= RAW RECORDS =
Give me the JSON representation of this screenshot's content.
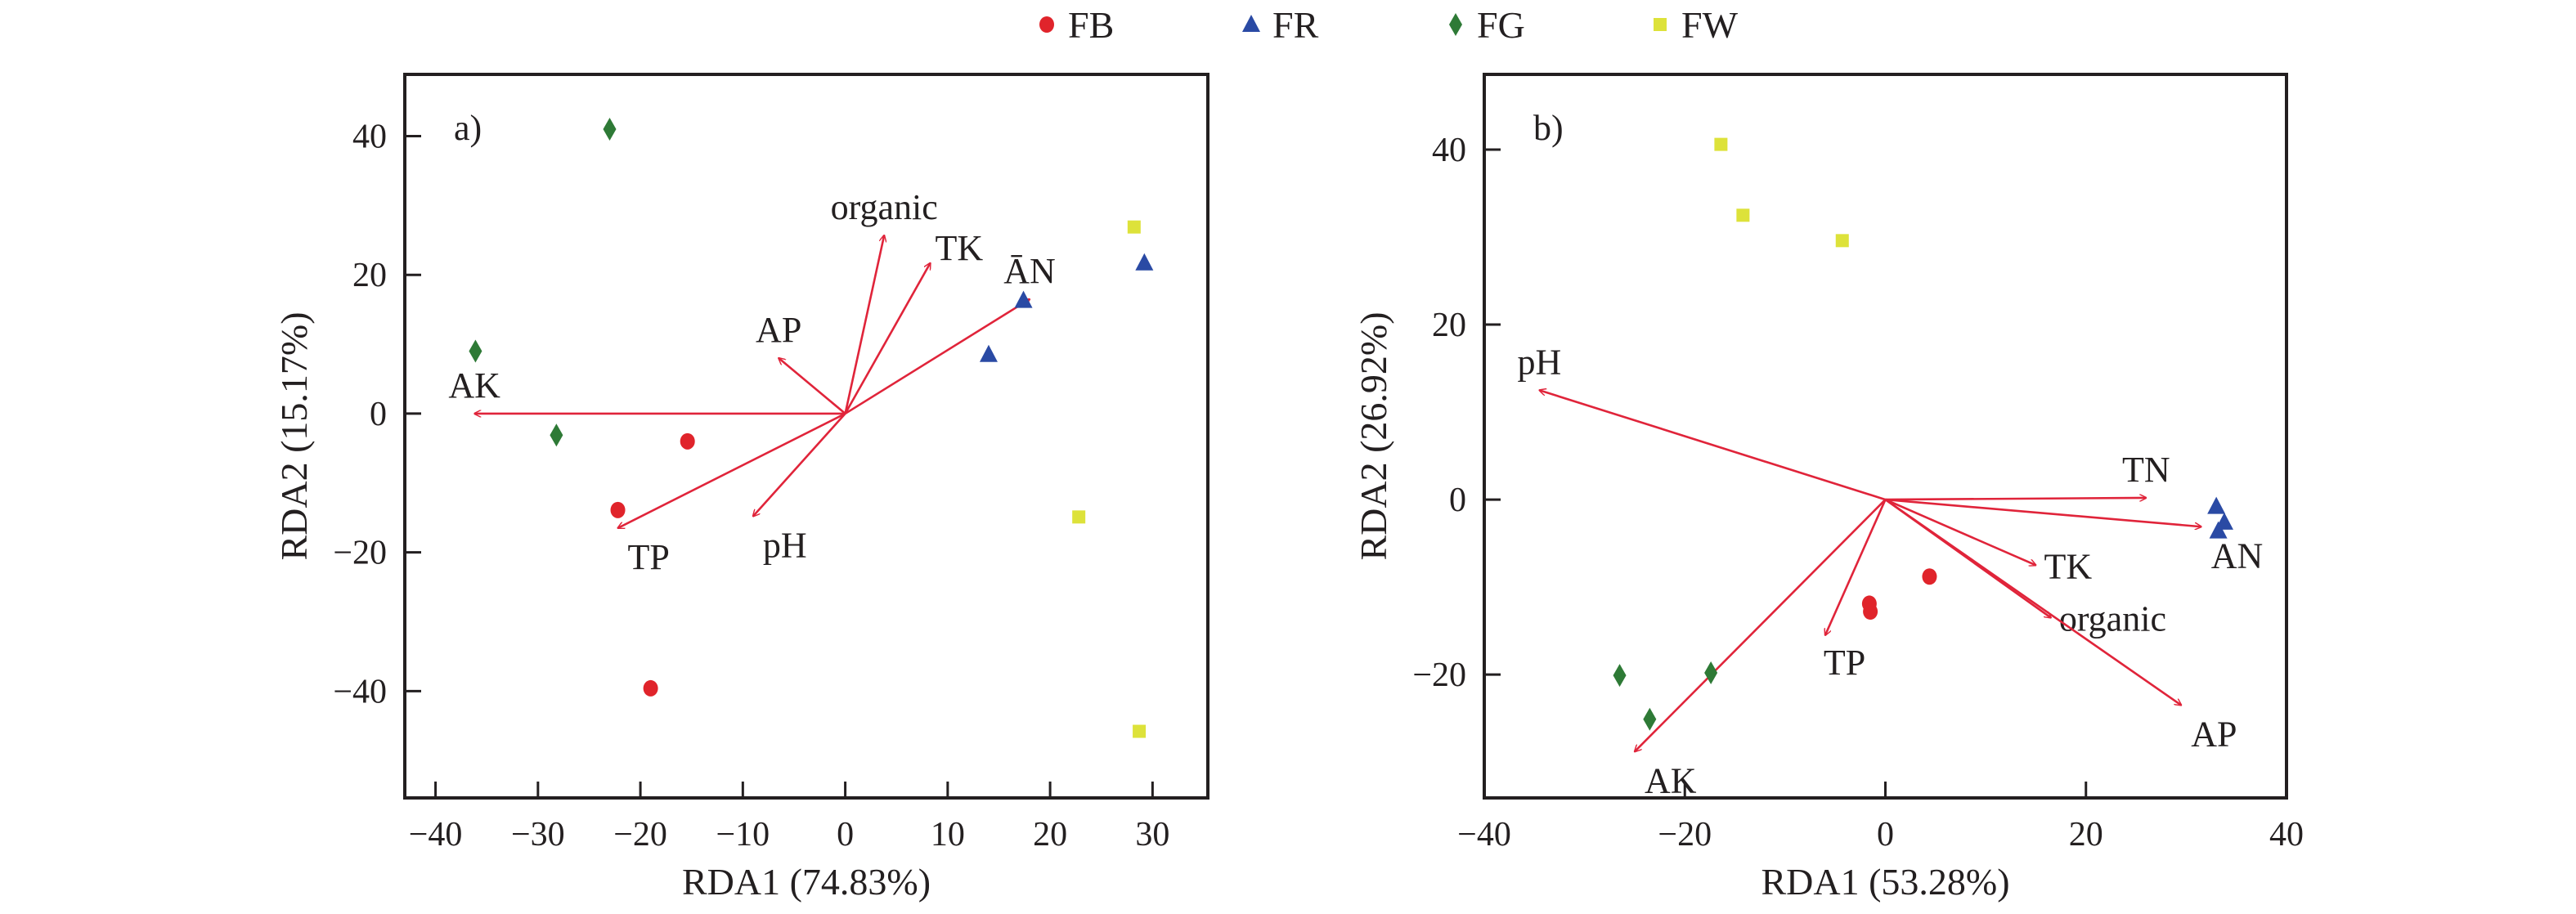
{
  "legend": {
    "placement": "top-center",
    "items": [
      {
        "name": "FB",
        "marker": "circle",
        "color": "#e0242b"
      },
      {
        "name": "FR",
        "marker": "triangle",
        "color": "#2a4aa4"
      },
      {
        "name": "FG",
        "marker": "diamond",
        "color": "#2e7a36"
      },
      {
        "name": "FW",
        "marker": "square",
        "color": "#dde23a"
      }
    ]
  },
  "arrow_color": "#e0243a",
  "chart_data": [
    {
      "type": "scatter",
      "subtype": "rda-biplot",
      "panel_label": "a)",
      "title": "",
      "xlabel": "RDA1 (74.83%)",
      "ylabel": "RDA2 (15.17%)",
      "xlim": [
        -43,
        35.4
      ],
      "ylim": [
        -55.4,
        48.9
      ],
      "xticks": [
        -40,
        -30,
        -20,
        -10,
        0,
        10,
        20,
        30
      ],
      "yticks": [
        -40,
        -20,
        0,
        20,
        40
      ],
      "xtick_labels": [
        "−40",
        "−30",
        "−20",
        "−10",
        "0",
        "10",
        "20",
        "30"
      ],
      "ytick_labels": [
        "−40",
        "−20",
        "0",
        "20",
        "40"
      ],
      "grid": false,
      "series": [
        {
          "name": "FB",
          "points": [
            [
              -15.4,
              -4.0
            ],
            [
              -22.2,
              -13.9
            ],
            [
              -19.0,
              -39.6
            ]
          ]
        },
        {
          "name": "FR",
          "points": [
            [
              14.0,
              8.5
            ],
            [
              17.4,
              16.3
            ],
            [
              29.2,
              21.7
            ]
          ]
        },
        {
          "name": "FG",
          "points": [
            [
              -23.0,
              41.0
            ],
            [
              -36.1,
              9.0
            ],
            [
              -28.2,
              -3.1
            ]
          ]
        },
        {
          "name": "FW",
          "points": [
            [
              28.2,
              26.9
            ],
            [
              22.8,
              -14.9
            ],
            [
              28.7,
              -45.8
            ]
          ]
        }
      ],
      "arrows": [
        {
          "label": "AK",
          "x": -36.2,
          "y": 0.0,
          "label_pos": "above"
        },
        {
          "label": "TP",
          "x": -22.2,
          "y": -16.5,
          "label_pos": "below-right"
        },
        {
          "label": "pH",
          "x": -9.0,
          "y": -14.8,
          "label_pos": "below-right"
        },
        {
          "label": "AP",
          "x": -6.5,
          "y": 8.0,
          "label_pos": "above"
        },
        {
          "label": "organic",
          "x": 3.8,
          "y": 25.7,
          "label_pos": "above"
        },
        {
          "label": "TK",
          "x": 8.3,
          "y": 21.7,
          "label_pos": "above-right"
        },
        {
          "label": "ĀN",
          "x": 18.0,
          "y": 16.5,
          "label_pos": "above"
        }
      ]
    },
    {
      "type": "scatter",
      "subtype": "rda-biplot",
      "panel_label": "b)",
      "title": "",
      "xlabel": "RDA1 (53.28%)",
      "ylabel": "RDA2 (26.92%)",
      "xlim": [
        -40,
        40
      ],
      "ylim": [
        -34.1,
        48.6
      ],
      "xticks": [
        -40,
        -20,
        0,
        20,
        40
      ],
      "yticks": [
        -20,
        0,
        20,
        40
      ],
      "xtick_labels": [
        "−40",
        "−20",
        "0",
        "20",
        "40"
      ],
      "ytick_labels": [
        "−20",
        "0",
        "20",
        "40"
      ],
      "grid": false,
      "series": [
        {
          "name": "FB",
          "points": [
            [
              -1.6,
              -11.9
            ],
            [
              -1.5,
              -12.8
            ],
            [
              4.4,
              -8.8
            ]
          ]
        },
        {
          "name": "FR",
          "points": [
            [
              33.0,
              -0.8
            ],
            [
              33.8,
              -2.6
            ],
            [
              33.2,
              -3.6
            ]
          ]
        },
        {
          "name": "FG",
          "points": [
            [
              -26.5,
              -20.1
            ],
            [
              -23.5,
              -25.1
            ],
            [
              -17.4,
              -19.8
            ]
          ]
        },
        {
          "name": "FW",
          "points": [
            [
              -16.4,
              40.6
            ],
            [
              -14.2,
              32.5
            ],
            [
              -4.3,
              29.6
            ]
          ]
        }
      ],
      "arrows": [
        {
          "label": "pH",
          "x": -34.5,
          "y": 12.5,
          "label_pos": "above"
        },
        {
          "label": "TN",
          "x": 26.0,
          "y": 0.2,
          "label_pos": "above"
        },
        {
          "label": "AN",
          "x": 31.5,
          "y": -3.1,
          "label_pos": "below-right"
        },
        {
          "label": "TK",
          "x": 15.0,
          "y": -7.5,
          "label_pos": "right"
        },
        {
          "label": "organic",
          "x": 16.5,
          "y": -13.5,
          "label_pos": "right"
        },
        {
          "label": "AP",
          "x": 29.5,
          "y": -23.5,
          "label_pos": "below-right"
        },
        {
          "label": "TP",
          "x": -6.0,
          "y": -15.5,
          "label_pos": "below"
        },
        {
          "label": "AK",
          "x": -25.0,
          "y": -28.8,
          "label_pos": "below-right"
        }
      ]
    }
  ]
}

= THE TASK =
Transcribe every entry above exactly. Omit all pictures.

= FULL RESPONSE =
Give me the JSON representation of this screenshot's content.
{
  "legend": {
    "placement": "top-center",
    "items": [
      {
        "name": "FB",
        "marker": "circle",
        "color": "#e0242b"
      },
      {
        "name": "FR",
        "marker": "triangle",
        "color": "#2a4aa4"
      },
      {
        "name": "FG",
        "marker": "diamond",
        "color": "#2e7a36"
      },
      {
        "name": "FW",
        "marker": "square",
        "color": "#dde23a"
      }
    ]
  },
  "arrow_color": "#e0243a",
  "chart_data": [
    {
      "type": "scatter",
      "subtype": "rda-biplot",
      "panel_label": "a)",
      "title": "",
      "xlabel": "RDA1 (74.83%)",
      "ylabel": "RDA2 (15.17%)",
      "xlim": [
        -43,
        35.4
      ],
      "ylim": [
        -55.4,
        48.9
      ],
      "xticks": [
        -40,
        -30,
        -20,
        -10,
        0,
        10,
        20,
        30
      ],
      "yticks": [
        -40,
        -20,
        0,
        20,
        40
      ],
      "xtick_labels": [
        "−40",
        "−30",
        "−20",
        "−10",
        "0",
        "10",
        "20",
        "30"
      ],
      "ytick_labels": [
        "−40",
        "−20",
        "0",
        "20",
        "40"
      ],
      "grid": false,
      "series": [
        {
          "name": "FB",
          "points": [
            [
              -15.4,
              -4.0
            ],
            [
              -22.2,
              -13.9
            ],
            [
              -19.0,
              -39.6
            ]
          ]
        },
        {
          "name": "FR",
          "points": [
            [
              14.0,
              8.5
            ],
            [
              17.4,
              16.3
            ],
            [
              29.2,
              21.7
            ]
          ]
        },
        {
          "name": "FG",
          "points": [
            [
              -23.0,
              41.0
            ],
            [
              -36.1,
              9.0
            ],
            [
              -28.2,
              -3.1
            ]
          ]
        },
        {
          "name": "FW",
          "points": [
            [
              28.2,
              26.9
            ],
            [
              22.8,
              -14.9
            ],
            [
              28.7,
              -45.8
            ]
          ]
        }
      ],
      "arrows": [
        {
          "label": "AK",
          "x": -36.2,
          "y": 0.0,
          "label_pos": "above"
        },
        {
          "label": "TP",
          "x": -22.2,
          "y": -16.5,
          "label_pos": "below-right"
        },
        {
          "label": "pH",
          "x": -9.0,
          "y": -14.8,
          "label_pos": "below-right"
        },
        {
          "label": "AP",
          "x": -6.5,
          "y": 8.0,
          "label_pos": "above"
        },
        {
          "label": "organic",
          "x": 3.8,
          "y": 25.7,
          "label_pos": "above"
        },
        {
          "label": "TK",
          "x": 8.3,
          "y": 21.7,
          "label_pos": "above-right"
        },
        {
          "label": "ĀN",
          "x": 18.0,
          "y": 16.5,
          "label_pos": "above"
        }
      ]
    },
    {
      "type": "scatter",
      "subtype": "rda-biplot",
      "panel_label": "b)",
      "title": "",
      "xlabel": "RDA1 (53.28%)",
      "ylabel": "RDA2 (26.92%)",
      "xlim": [
        -40,
        40
      ],
      "ylim": [
        -34.1,
        48.6
      ],
      "xticks": [
        -40,
        -20,
        0,
        20,
        40
      ],
      "yticks": [
        -20,
        0,
        20,
        40
      ],
      "xtick_labels": [
        "−40",
        "−20",
        "0",
        "20",
        "40"
      ],
      "ytick_labels": [
        "−20",
        "0",
        "20",
        "40"
      ],
      "grid": false,
      "series": [
        {
          "name": "FB",
          "points": [
            [
              -1.6,
              -11.9
            ],
            [
              -1.5,
              -12.8
            ],
            [
              4.4,
              -8.8
            ]
          ]
        },
        {
          "name": "FR",
          "points": [
            [
              33.0,
              -0.8
            ],
            [
              33.8,
              -2.6
            ],
            [
              33.2,
              -3.6
            ]
          ]
        },
        {
          "name": "FG",
          "points": [
            [
              -26.5,
              -20.1
            ],
            [
              -23.5,
              -25.1
            ],
            [
              -17.4,
              -19.8
            ]
          ]
        },
        {
          "name": "FW",
          "points": [
            [
              -16.4,
              40.6
            ],
            [
              -14.2,
              32.5
            ],
            [
              -4.3,
              29.6
            ]
          ]
        }
      ],
      "arrows": [
        {
          "label": "pH",
          "x": -34.5,
          "y": 12.5,
          "label_pos": "above"
        },
        {
          "label": "TN",
          "x": 26.0,
          "y": 0.2,
          "label_pos": "above"
        },
        {
          "label": "AN",
          "x": 31.5,
          "y": -3.1,
          "label_pos": "below-right"
        },
        {
          "label": "TK",
          "x": 15.0,
          "y": -7.5,
          "label_pos": "right"
        },
        {
          "label": "organic",
          "x": 16.5,
          "y": -13.5,
          "label_pos": "right"
        },
        {
          "label": "AP",
          "x": 29.5,
          "y": -23.5,
          "label_pos": "below-right"
        },
        {
          "label": "TP",
          "x": -6.0,
          "y": -15.5,
          "label_pos": "below"
        },
        {
          "label": "AK",
          "x": -25.0,
          "y": -28.8,
          "label_pos": "below-right"
        }
      ]
    }
  ]
}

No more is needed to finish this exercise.